*GIVEN PROBLEM:* Only the pictures are left out: repeat the rest of the entries exactly.

*SUPPLIED DATA:*
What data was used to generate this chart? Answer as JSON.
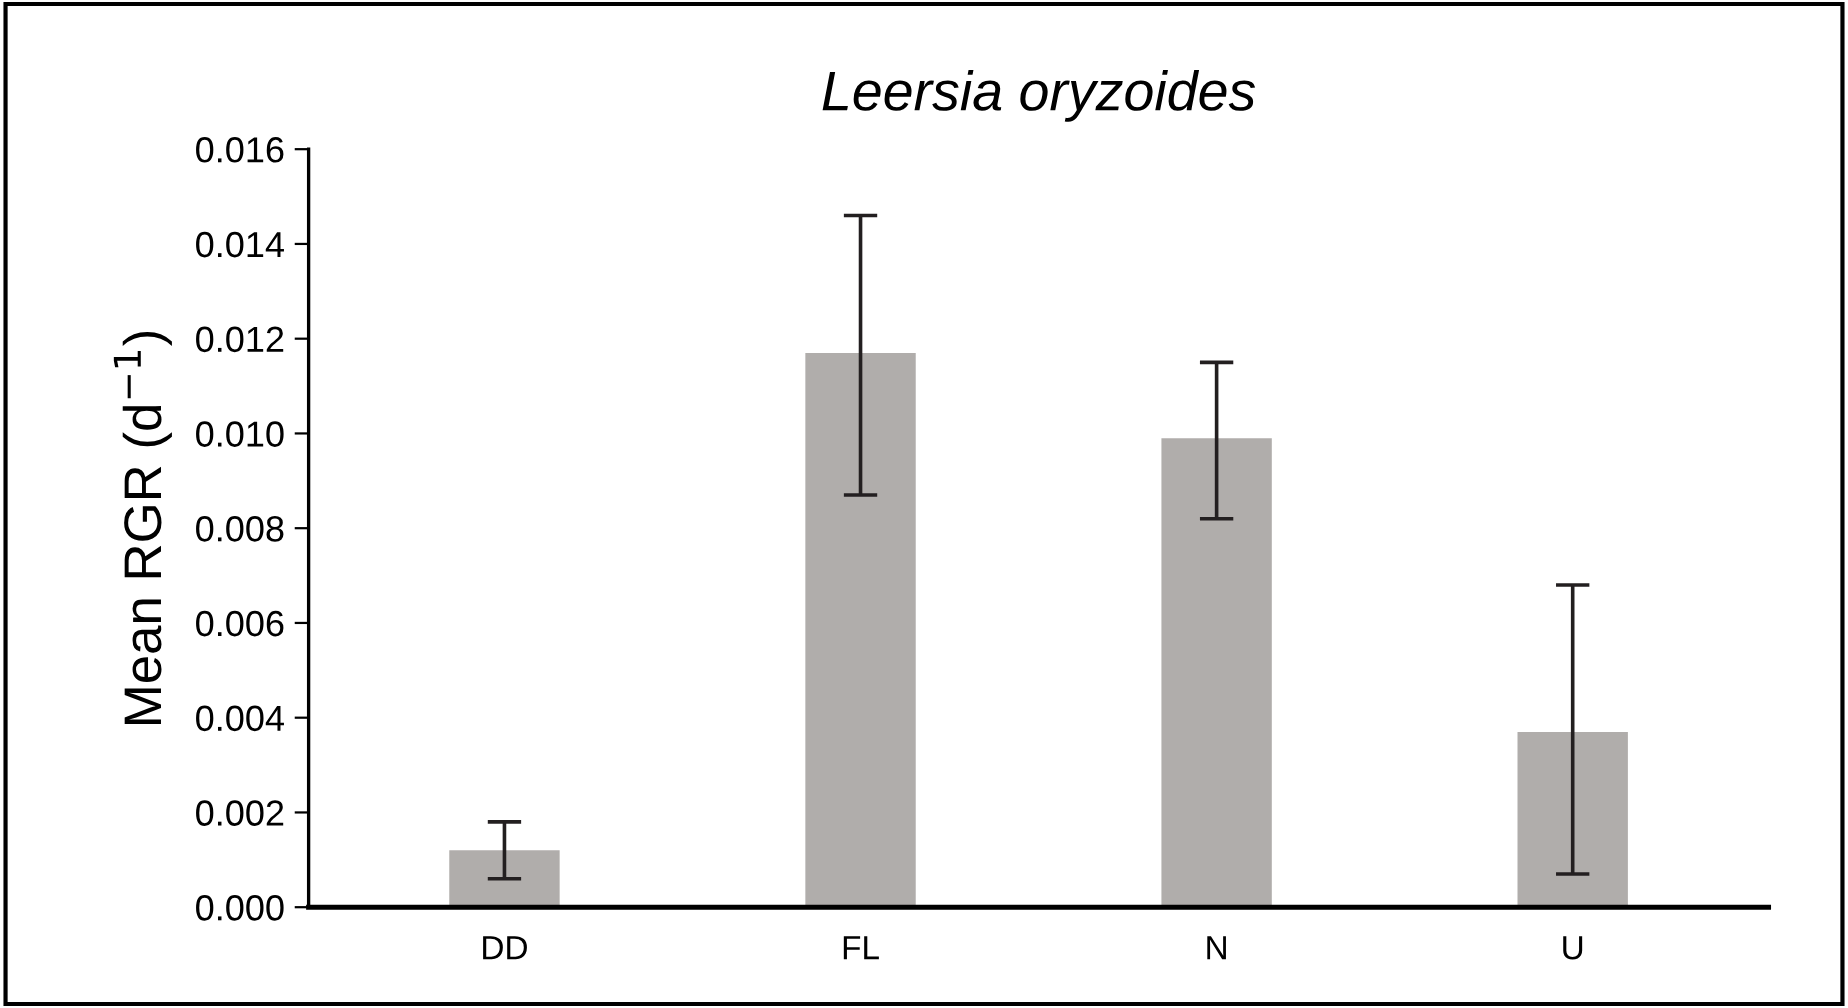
{
  "chart_data": {
    "type": "bar",
    "title": "Leersia oryzoides",
    "ylabel": "Mean RGR (d$^{−1}$)",
    "categories": [
      "DD",
      "FL",
      "N",
      "U"
    ],
    "values": [
      0.0012,
      0.0117,
      0.0099,
      0.0037
    ],
    "errors": [
      [
        0.0006,
        0.0018
      ],
      [
        0.0087,
        0.0146
      ],
      [
        0.0082,
        0.0115
      ],
      [
        0.0007,
        0.0068
      ]
    ],
    "color": "#b0adab",
    "ylim": [
      0,
      0.016
    ],
    "yticks": [
      {
        "value": 0,
        "label": "0.000"
      },
      {
        "value": 0.002,
        "label": "0.002"
      },
      {
        "value": 0.004,
        "label": "0.004"
      },
      {
        "value": 0.006,
        "label": "0.006"
      },
      {
        "value": 0.008,
        "label": "0.008"
      },
      {
        "value": 0.01,
        "label": "0.010"
      },
      {
        "value": 0.012,
        "label": "0.012"
      },
      {
        "value": 0.014,
        "label": "0.014"
      },
      {
        "value": 0.016,
        "label": "0.016"
      }
    ],
    "grid": false
  }
}
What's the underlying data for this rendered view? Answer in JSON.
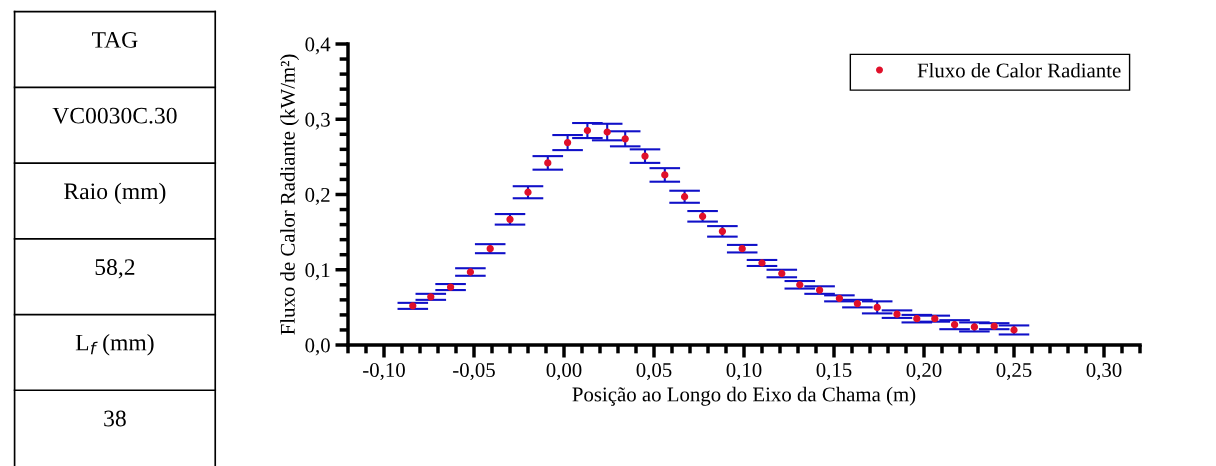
{
  "chart_data": [
    {
      "type": "other",
      "annotations": [
        "TAG",
        "VC0030C.30",
        "Raio (mm)",
        "58,2",
        "L$_{f}$ (mm)",
        "38"
      ]
    },
    {
      "type": "scatter",
      "xlabel": "Posição ao Longo do Eixo da Chama (m)",
      "ylabel": "Fluxo de Calor Radiante (kW/m²)",
      "x": [
        -0.084,
        -0.074,
        -0.063,
        -0.052,
        -0.041,
        -0.03,
        -0.02,
        -0.009,
        0.002,
        0.013,
        0.024,
        0.034,
        0.045,
        0.056,
        0.067,
        0.077,
        0.088,
        0.099,
        0.11,
        0.121,
        0.131,
        0.142,
        0.153,
        0.163,
        0.174,
        0.185,
        0.196,
        0.206,
        0.217,
        0.228,
        0.239,
        0.25
      ],
      "series": [
        {
          "name": "Fluxo de Calor Radiante",
          "color": "#e0102a",
          "values": [
            0.052,
            0.064,
            0.077,
            0.097,
            0.128,
            0.167,
            0.203,
            0.242,
            0.269,
            0.285,
            0.283,
            0.274,
            0.251,
            0.226,
            0.197,
            0.171,
            0.151,
            0.128,
            0.109,
            0.095,
            0.08,
            0.073,
            0.062,
            0.055,
            0.05,
            0.041,
            0.035,
            0.035,
            0.027,
            0.024,
            0.025,
            0.02
          ],
          "errors": [
            0.004,
            0.004,
            0.004,
            0.005,
            0.006,
            0.007,
            0.008,
            0.009,
            0.01,
            0.01,
            0.011,
            0.01,
            0.009,
            0.009,
            0.008,
            0.007,
            0.007,
            0.005,
            0.004,
            0.005,
            0.005,
            0.005,
            0.004,
            0.005,
            0.008,
            0.005,
            0.005,
            0.004,
            0.006,
            0.006,
            0.004,
            0.006
          ]
        }
      ],
      "marker": "circle",
      "legend": "top right",
      "grid": false,
      "xlim": [
        -0.12,
        0.32
      ],
      "xticks": [
        {
          "value": -0.1,
          "label": "-0,10"
        },
        {
          "value": -0.05,
          "label": "-0,05"
        },
        {
          "value": 0.0,
          "label": "0,00"
        },
        {
          "value": 0.05,
          "label": "0,05"
        },
        {
          "value": 0.1,
          "label": "0,10"
        },
        {
          "value": 0.15,
          "label": "0,15"
        },
        {
          "value": 0.2,
          "label": "0,20"
        },
        {
          "value": 0.25,
          "label": "0,25"
        },
        {
          "value": 0.3,
          "label": "0,30"
        }
      ],
      "ylim": [
        0,
        0.4
      ],
      "yticks": [
        {
          "value": 0.0,
          "label": "0,0"
        },
        {
          "value": 0.1,
          "label": "0,1"
        },
        {
          "value": 0.2,
          "label": "0,2"
        },
        {
          "value": 0.3,
          "label": "0,3"
        },
        {
          "value": 0.4,
          "label": "0,4"
        }
      ]
    }
  ]
}
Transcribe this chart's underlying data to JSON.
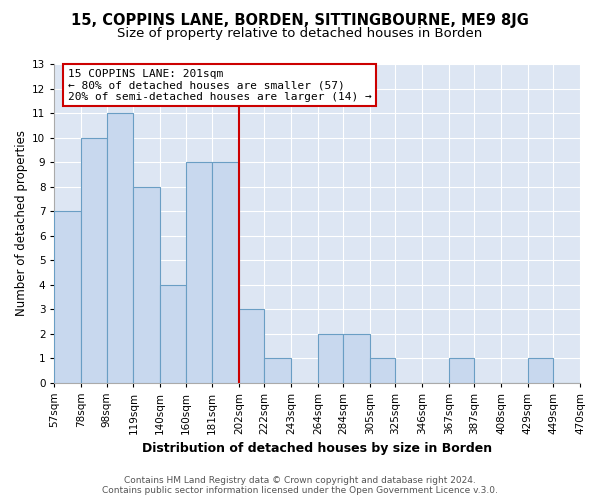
{
  "title": "15, COPPINS LANE, BORDEN, SITTINGBOURNE, ME9 8JG",
  "subtitle": "Size of property relative to detached houses in Borden",
  "xlabel": "Distribution of detached houses by size in Borden",
  "ylabel": "Number of detached properties",
  "bin_edges": [
    57,
    78,
    98,
    119,
    140,
    160,
    181,
    202,
    222,
    243,
    264,
    284,
    305,
    325,
    346,
    367,
    387,
    408,
    429,
    449,
    470
  ],
  "bin_labels": [
    "57sqm",
    "78sqm",
    "98sqm",
    "119sqm",
    "140sqm",
    "160sqm",
    "181sqm",
    "202sqm",
    "222sqm",
    "243sqm",
    "264sqm",
    "284sqm",
    "305sqm",
    "325sqm",
    "346sqm",
    "367sqm",
    "387sqm",
    "408sqm",
    "429sqm",
    "449sqm",
    "470sqm"
  ],
  "heights": [
    7,
    10,
    11,
    8,
    4,
    9,
    9,
    3,
    1,
    0,
    2,
    2,
    1,
    0,
    0,
    1,
    0,
    0,
    1,
    0
  ],
  "bar_color": "#c8d8ee",
  "bar_edge_color": "#6a9ec4",
  "vline_x": 202,
  "vline_color": "#cc0000",
  "annotation_title": "15 COPPINS LANE: 201sqm",
  "annotation_line1": "← 80% of detached houses are smaller (57)",
  "annotation_line2": "20% of semi-detached houses are larger (14) →",
  "annotation_box_facecolor": "#ffffff",
  "annotation_box_edgecolor": "#cc0000",
  "ylim": [
    0,
    13
  ],
  "yticks": [
    0,
    1,
    2,
    3,
    4,
    5,
    6,
    7,
    8,
    9,
    10,
    11,
    12,
    13
  ],
  "plot_bg_color": "#dde6f3",
  "figure_bg_color": "#ffffff",
  "grid_color": "#ffffff",
  "footer_line1": "Contains HM Land Registry data © Crown copyright and database right 2024.",
  "footer_line2": "Contains public sector information licensed under the Open Government Licence v.3.0.",
  "title_fontsize": 10.5,
  "subtitle_fontsize": 9.5,
  "xlabel_fontsize": 9,
  "ylabel_fontsize": 8.5,
  "tick_fontsize": 7.5,
  "footer_fontsize": 6.5
}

*OUTPUT OF THE TASK:*
What data was used to generate this chart? Answer as JSON.
{
  "chart_data": {
    "type": "bar",
    "title": "Leersia oryzoides",
    "ylabel": "Mean RGR (d$^{−1}$)",
    "categories": [
      "DD",
      "FL",
      "N",
      "U"
    ],
    "values": [
      0.0012,
      0.0117,
      0.0099,
      0.0037
    ],
    "errors": [
      [
        0.0006,
        0.0018
      ],
      [
        0.0087,
        0.0146
      ],
      [
        0.0082,
        0.0115
      ],
      [
        0.0007,
        0.0068
      ]
    ],
    "color": "#b0adab",
    "ylim": [
      0,
      0.016
    ],
    "yticks": [
      {
        "value": 0,
        "label": "0.000"
      },
      {
        "value": 0.002,
        "label": "0.002"
      },
      {
        "value": 0.004,
        "label": "0.004"
      },
      {
        "value": 0.006,
        "label": "0.006"
      },
      {
        "value": 0.008,
        "label": "0.008"
      },
      {
        "value": 0.01,
        "label": "0.010"
      },
      {
        "value": 0.012,
        "label": "0.012"
      },
      {
        "value": 0.014,
        "label": "0.014"
      },
      {
        "value": 0.016,
        "label": "0.016"
      }
    ],
    "grid": false
  }
}
What's the underlying data for this rendered view? Answer in JSON.
{
  "chart_data": [
    {
      "type": "other",
      "annotations": [
        "TAG",
        "VC0030C.30",
        "Raio (mm)",
        "58,2",
        "L$_{f}$ (mm)",
        "38"
      ]
    },
    {
      "type": "scatter",
      "xlabel": "Posição ao Longo do Eixo da Chama (m)",
      "ylabel": "Fluxo de Calor Radiante (kW/m²)",
      "x": [
        -0.084,
        -0.074,
        -0.063,
        -0.052,
        -0.041,
        -0.03,
        -0.02,
        -0.009,
        0.002,
        0.013,
        0.024,
        0.034,
        0.045,
        0.056,
        0.067,
        0.077,
        0.088,
        0.099,
        0.11,
        0.121,
        0.131,
        0.142,
        0.153,
        0.163,
        0.174,
        0.185,
        0.196,
        0.206,
        0.217,
        0.228,
        0.239,
        0.25
      ],
      "series": [
        {
          "name": "Fluxo de Calor Radiante",
          "color": "#e0102a",
          "values": [
            0.052,
            0.064,
            0.077,
            0.097,
            0.128,
            0.167,
            0.203,
            0.242,
            0.269,
            0.285,
            0.283,
            0.274,
            0.251,
            0.226,
            0.197,
            0.171,
            0.151,
            0.128,
            0.109,
            0.095,
            0.08,
            0.073,
            0.062,
            0.055,
            0.05,
            0.041,
            0.035,
            0.035,
            0.027,
            0.024,
            0.025,
            0.02
          ],
          "errors": [
            0.004,
            0.004,
            0.004,
            0.005,
            0.006,
            0.007,
            0.008,
            0.009,
            0.01,
            0.01,
            0.011,
            0.01,
            0.009,
            0.009,
            0.008,
            0.007,
            0.007,
            0.005,
            0.004,
            0.005,
            0.005,
            0.005,
            0.004,
            0.005,
            0.008,
            0.005,
            0.005,
            0.004,
            0.006,
            0.006,
            0.004,
            0.006
          ]
        }
      ],
      "marker": "circle",
      "legend": "top right",
      "grid": false,
      "xlim": [
        -0.12,
        0.32
      ],
      "xticks": [
        {
          "value": -0.1,
          "label": "-0,10"
        },
        {
          "value": -0.05,
          "label": "-0,05"
        },
        {
          "value": 0.0,
          "label": "0,00"
        },
        {
          "value": 0.05,
          "label": "0,05"
        },
        {
          "value": 0.1,
          "label": "0,10"
        },
        {
          "value": 0.15,
          "label": "0,15"
        },
        {
          "value": 0.2,
          "label": "0,20"
        },
        {
          "value": 0.25,
          "label": "0,25"
        },
        {
          "value": 0.3,
          "label": "0,30"
        }
      ],
      "ylim": [
        0,
        0.4
      ],
      "yticks": [
        {
          "value": 0.0,
          "label": "0,0"
        },
        {
          "value": 0.1,
          "label": "0,1"
        },
        {
          "value": 0.2,
          "label": "0,2"
        },
        {
          "value": 0.3,
          "label": "0,3"
        },
        {
          "value": 0.4,
          "label": "0,4"
        }
      ]
    }
  ]
}
Transcribe this chart's underlying data to JSON.
{
  "title": "15, COPPINS LANE, BORDEN, SITTINGBOURNE, ME9 8JG",
  "subtitle": "Size of property relative to detached houses in Borden",
  "xlabel": "Distribution of detached houses by size in Borden",
  "ylabel": "Number of detached properties",
  "bin_edges": [
    57,
    78,
    98,
    119,
    140,
    160,
    181,
    202,
    222,
    243,
    264,
    284,
    305,
    325,
    346,
    367,
    387,
    408,
    429,
    449,
    470
  ],
  "bin_labels": [
    "57sqm",
    "78sqm",
    "98sqm",
    "119sqm",
    "140sqm",
    "160sqm",
    "181sqm",
    "202sqm",
    "222sqm",
    "243sqm",
    "264sqm",
    "284sqm",
    "305sqm",
    "325sqm",
    "346sqm",
    "367sqm",
    "387sqm",
    "408sqm",
    "429sqm",
    "449sqm",
    "470sqm"
  ],
  "heights": [
    7,
    10,
    11,
    8,
    4,
    9,
    9,
    3,
    1,
    0,
    2,
    2,
    1,
    0,
    0,
    1,
    0,
    0,
    1,
    0
  ],
  "bar_color": "#c8d8ee",
  "bar_edge_color": "#6a9ec4",
  "vline_x": 202,
  "vline_color": "#cc0000",
  "annotation_title": "15 COPPINS LANE: 201sqm",
  "annotation_line1": "← 80% of detached houses are smaller (57)",
  "annotation_line2": "20% of semi-detached houses are larger (14) →",
  "annotation_box_facecolor": "#ffffff",
  "annotation_box_edgecolor": "#cc0000",
  "ylim": [
    0,
    13
  ],
  "yticks": [
    0,
    1,
    2,
    3,
    4,
    5,
    6,
    7,
    8,
    9,
    10,
    11,
    12,
    13
  ],
  "plot_bg_color": "#dde6f3",
  "figure_bg_color": "#ffffff",
  "grid_color": "#ffffff",
  "footer_line1": "Contains HM Land Registry data © Crown copyright and database right 2024.",
  "footer_line2": "Contains public sector information licensed under the Open Government Licence v.3.0.",
  "title_fontsize": 10.5,
  "subtitle_fontsize": 9.5,
  "xlabel_fontsize": 9,
  "ylabel_fontsize": 8.5,
  "tick_fontsize": 7.5,
  "footer_fontsize": 6.5
}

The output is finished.